→ **Brief**:
The records below need retyping in full; give them again exactly.

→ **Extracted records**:
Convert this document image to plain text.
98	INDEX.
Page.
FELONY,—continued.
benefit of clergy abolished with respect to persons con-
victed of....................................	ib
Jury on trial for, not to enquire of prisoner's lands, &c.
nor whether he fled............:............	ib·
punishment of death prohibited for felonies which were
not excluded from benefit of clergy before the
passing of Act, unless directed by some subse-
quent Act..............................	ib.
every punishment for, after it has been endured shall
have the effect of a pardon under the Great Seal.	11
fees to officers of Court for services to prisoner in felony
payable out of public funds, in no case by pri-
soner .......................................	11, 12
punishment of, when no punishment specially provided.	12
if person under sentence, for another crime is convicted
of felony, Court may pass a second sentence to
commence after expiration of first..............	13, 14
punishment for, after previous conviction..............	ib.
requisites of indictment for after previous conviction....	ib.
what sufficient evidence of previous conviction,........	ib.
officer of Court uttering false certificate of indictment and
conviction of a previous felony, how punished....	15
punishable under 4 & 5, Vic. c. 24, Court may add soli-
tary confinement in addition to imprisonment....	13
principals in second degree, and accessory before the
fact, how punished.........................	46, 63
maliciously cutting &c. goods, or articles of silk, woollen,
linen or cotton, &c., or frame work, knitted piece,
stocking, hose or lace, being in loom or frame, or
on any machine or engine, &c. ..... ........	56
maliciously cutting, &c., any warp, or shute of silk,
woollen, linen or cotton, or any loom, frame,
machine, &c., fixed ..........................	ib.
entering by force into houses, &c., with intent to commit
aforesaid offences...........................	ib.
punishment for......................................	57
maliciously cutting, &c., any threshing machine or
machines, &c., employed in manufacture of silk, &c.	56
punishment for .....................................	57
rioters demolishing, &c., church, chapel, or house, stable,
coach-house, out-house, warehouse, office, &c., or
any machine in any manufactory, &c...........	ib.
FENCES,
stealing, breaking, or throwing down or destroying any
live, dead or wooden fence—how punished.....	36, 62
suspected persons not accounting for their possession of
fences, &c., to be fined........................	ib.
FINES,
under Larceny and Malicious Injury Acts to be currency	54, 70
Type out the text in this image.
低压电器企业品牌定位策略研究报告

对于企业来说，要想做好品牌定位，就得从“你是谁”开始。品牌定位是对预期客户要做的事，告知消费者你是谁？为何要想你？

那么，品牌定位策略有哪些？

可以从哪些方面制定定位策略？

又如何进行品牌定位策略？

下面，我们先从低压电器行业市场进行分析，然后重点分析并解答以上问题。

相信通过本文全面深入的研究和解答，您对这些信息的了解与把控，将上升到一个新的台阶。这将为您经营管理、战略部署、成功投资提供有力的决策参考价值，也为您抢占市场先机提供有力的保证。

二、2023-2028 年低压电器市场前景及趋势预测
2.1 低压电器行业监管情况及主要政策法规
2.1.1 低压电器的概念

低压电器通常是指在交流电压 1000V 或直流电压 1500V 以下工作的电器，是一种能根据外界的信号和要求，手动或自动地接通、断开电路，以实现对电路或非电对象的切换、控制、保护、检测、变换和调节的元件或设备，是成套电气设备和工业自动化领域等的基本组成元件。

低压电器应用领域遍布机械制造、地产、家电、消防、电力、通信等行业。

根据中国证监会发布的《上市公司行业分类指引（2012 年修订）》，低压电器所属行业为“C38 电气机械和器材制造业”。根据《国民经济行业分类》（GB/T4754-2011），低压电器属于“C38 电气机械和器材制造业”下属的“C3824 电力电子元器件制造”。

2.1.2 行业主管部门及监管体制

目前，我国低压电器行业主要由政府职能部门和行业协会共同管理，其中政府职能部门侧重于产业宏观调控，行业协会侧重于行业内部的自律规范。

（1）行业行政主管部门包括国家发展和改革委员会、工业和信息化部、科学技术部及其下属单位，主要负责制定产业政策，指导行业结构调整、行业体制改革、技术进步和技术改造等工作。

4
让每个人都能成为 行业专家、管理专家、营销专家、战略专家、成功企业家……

→ **Result for this exercise**:
Convert this document image to plain text.
98	INDEX.
Page.
FELONY,—continued.
benefit of clergy abolished with respect to persons con-
victed of....................................	ib
Jury on trial for, not to enquire of prisoner's lands, &c.
nor whether he fled............:............	ib·
punishment of death prohibited for felonies which were
not excluded from benefit of clergy before the
passing of Act, unless directed by some subse-
quent Act..............................	ib.
every punishment for, after it has been endured shall
have the effect of a pardon under the Great Seal.	11
fees to officers of Court for services to prisoner in felony
payable out of public funds, in no case by pri-
soner .......................................	11, 12
punishment of, when no punishment specially provided.	12
if person under sentence, for another crime is convicted
of felony, Court may pass a second sentence to
commence after expiration of first..............	13, 14
punishment for, after previous conviction..............	ib.
requisites of indictment for after previous conviction....	ib.
what sufficient evidence of previous conviction,........	ib.
officer of Court uttering false certificate of indictment and
conviction of a previous felony, how punished....	15
punishable under 4 & 5, Vic. c. 24, Court may add soli-
tary confinement in addition to imprisonment....	13
principals in second degree, and accessory before the
fact, how punished.........................	46, 63
maliciously cutting &c. goods, or articles of silk, woollen,
linen or cotton, &c., or frame work, knitted piece,
stocking, hose or lace, being in loom or frame, or
on any machine or engine, &c. ..... ........	56
maliciously cutting, &c., any warp, or shute of silk,
woollen, linen or cotton, or any loom, frame,
machine, &c., fixed ..........................	ib.
entering by force into houses, &c., with intent to commit
aforesaid offences...........................	ib.
punishment for......................................	57
maliciously cutting, &c., any threshing machine or
machines, &c., employed in manufacture of silk, &c.	56
punishment for .....................................	57
rioters demolishing, &c., church, chapel, or house, stable,
coach-house, out-house, warehouse, office, &c., or
any machine in any manufactory, &c...........	ib.
FENCES,
stealing, breaking, or throwing down or destroying any
live, dead or wooden fence—how punished.....	36, 62
suspected persons not accounting for their possession of
fences, &c., to be fined........................	ib.
FINES,
under Larceny and Malicious Injury Acts to be currency	54, 70
Type out the text in this image.
低压电器企业品牌定位策略研究报告

对于企业来说，要想做好品牌定位，就得从“你是谁”开始。品牌定位是对预期客户要做的事，告知消费者你是谁？为何要想你？

那么，品牌定位策略有哪些？

可以从哪些方面制定定位策略？

又如何进行品牌定位策略？

下面，我们先从低压电器行业市场进行分析，然后重点分析并解答以上问题。

相信通过本文全面深入的研究和解答，您对这些信息的了解与把控，将上升到一个新的台阶。这将为您经营管理、战略部署、成功投资提供有力的决策参考价值，也为您抢占市场先机提供有力的保证。

二、2023-2028 年低压电器市场前景及趋势预测
2.1 低压电器行业监管情况及主要政策法规
2.1.1 低压电器的概念

低压电器通常是指在交流电压 1000V 或直流电压 1500V 以下工作的电器，是一种能根据外界的信号和要求，手动或自动地接通、断开电路，以实现对电路或非电对象的切换、控制、保护、检测、变换和调节的元件或设备，是成套电气设备和工业自动化领域等的基本组成元件。

低压电器应用领域遍布机械制造、地产、家电、消防、电力、通信等行业。

根据中国证监会发布的《上市公司行业分类指引（2012 年修订）》，低压电器所属行业为“C38 电气机械和器材制造业”。根据《国民经济行业分类》（GB/T4754-2011），低压电器属于“C38 电气机械和器材制造业”下属的“C3824 电力电子元器件制造”。

2.1.2 行业主管部门及监管体制

目前，我国低压电器行业主要由政府职能部门和行业协会共同管理，其中政府职能部门侧重于产业宏观调控，行业协会侧重于行业内部的自律规范。

（1）行业行政主管部门包括国家发展和改革委员会、工业和信息化部、科学技术部及其下属单位，主要负责制定产业政策，指导行业结构调整、行业体制改革、技术进步和技术改造等工作。

4
让每个人都能成为 行业专家、管理专家、营销专家、战略专家、成功企业家……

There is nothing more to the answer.